◆ **Stored records**:
"""
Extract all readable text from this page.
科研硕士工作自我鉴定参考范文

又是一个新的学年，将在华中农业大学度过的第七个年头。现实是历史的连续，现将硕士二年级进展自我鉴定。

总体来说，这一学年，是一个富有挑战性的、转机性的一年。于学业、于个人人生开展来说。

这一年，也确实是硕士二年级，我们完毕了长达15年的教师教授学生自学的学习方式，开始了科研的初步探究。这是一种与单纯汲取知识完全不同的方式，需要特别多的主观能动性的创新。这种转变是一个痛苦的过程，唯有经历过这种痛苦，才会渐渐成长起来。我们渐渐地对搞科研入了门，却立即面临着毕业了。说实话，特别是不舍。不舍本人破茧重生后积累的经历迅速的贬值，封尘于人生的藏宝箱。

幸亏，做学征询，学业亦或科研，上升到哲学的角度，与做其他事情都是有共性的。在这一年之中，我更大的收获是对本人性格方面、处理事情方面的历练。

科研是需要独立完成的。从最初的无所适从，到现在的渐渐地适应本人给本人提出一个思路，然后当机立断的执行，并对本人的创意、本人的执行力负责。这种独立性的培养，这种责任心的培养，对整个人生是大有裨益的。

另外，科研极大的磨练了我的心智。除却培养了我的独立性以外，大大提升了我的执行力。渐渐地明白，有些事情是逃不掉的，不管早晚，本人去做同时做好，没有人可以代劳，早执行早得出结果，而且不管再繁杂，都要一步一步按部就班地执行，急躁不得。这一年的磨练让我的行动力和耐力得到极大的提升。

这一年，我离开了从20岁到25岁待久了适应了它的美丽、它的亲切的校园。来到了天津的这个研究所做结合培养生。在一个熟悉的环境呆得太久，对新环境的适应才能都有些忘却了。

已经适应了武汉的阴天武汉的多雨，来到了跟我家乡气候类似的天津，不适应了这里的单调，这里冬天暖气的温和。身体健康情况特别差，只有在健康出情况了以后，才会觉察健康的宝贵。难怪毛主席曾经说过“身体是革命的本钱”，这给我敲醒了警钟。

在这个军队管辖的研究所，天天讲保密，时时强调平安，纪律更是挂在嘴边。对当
"""
◆ **Problem to work on**: The full set of records should be duplicated exactly.

◆ **Result below**:
Extract all readable text from this page.
科研硕士工作自我鉴定参考范文

又是一个新的学年，将在华中农业大学度过的第七个年头。现实是历史的连续，现将硕士二年级进展自我鉴定。

总体来说，这一学年，是一个富有挑战性的、转机性的一年。于学业、于个人人生开展来说。

这一年，也确实是硕士二年级，我们完毕了长达15年的教师教授学生自学的学习方式，开始了科研的初步探究。这是一种与单纯汲取知识完全不同的方式，需要特别多的主观能动性的创新。这种转变是一个痛苦的过程，唯有经历过这种痛苦，才会渐渐成长起来。我们渐渐地对搞科研入了门，却立即面临着毕业了。说实话，特别是不舍。不舍本人破茧重生后积累的经历迅速的贬值，封尘于人生的藏宝箱。

幸亏，做学征询，学业亦或科研，上升到哲学的角度，与做其他事情都是有共性的。在这一年之中，我更大的收获是对本人性格方面、处理事情方面的历练。

科研是需要独立完成的。从最初的无所适从，到现在的渐渐地适应本人给本人提出一个思路，然后当机立断的执行，并对本人的创意、本人的执行力负责。这种独立性的培养，这种责任心的培养，对整个人生是大有裨益的。

另外，科研极大的磨练了我的心智。除却培养了我的独立性以外，大大提升了我的执行力。渐渐地明白，有些事情是逃不掉的，不管早晚，本人去做同时做好，没有人可以代劳，早执行早得出结果，而且不管再繁杂，都要一步一步按部就班地执行，急躁不得。这一年的磨练让我的行动力和耐力得到极大的提升。

这一年，我离开了从20岁到25岁待久了适应了它的美丽、它的亲切的校园。来到了天津的这个研究所做结合培养生。在一个熟悉的环境呆得太久，对新环境的适应才能都有些忘却了。

已经适应了武汉的阴天武汉的多雨，来到了跟我家乡气候类似的天津，不适应了这里的单调，这里冬天暖气的温和。身体健康情况特别差，只有在健康出情况了以后，才会觉察健康的宝贵。难怪毛主席曾经说过“身体是革命的本钱”，这给我敲醒了警钟。

在这个军队管辖的研究所，天天讲保密，时时强调平安，纪律更是挂在嘴边。对当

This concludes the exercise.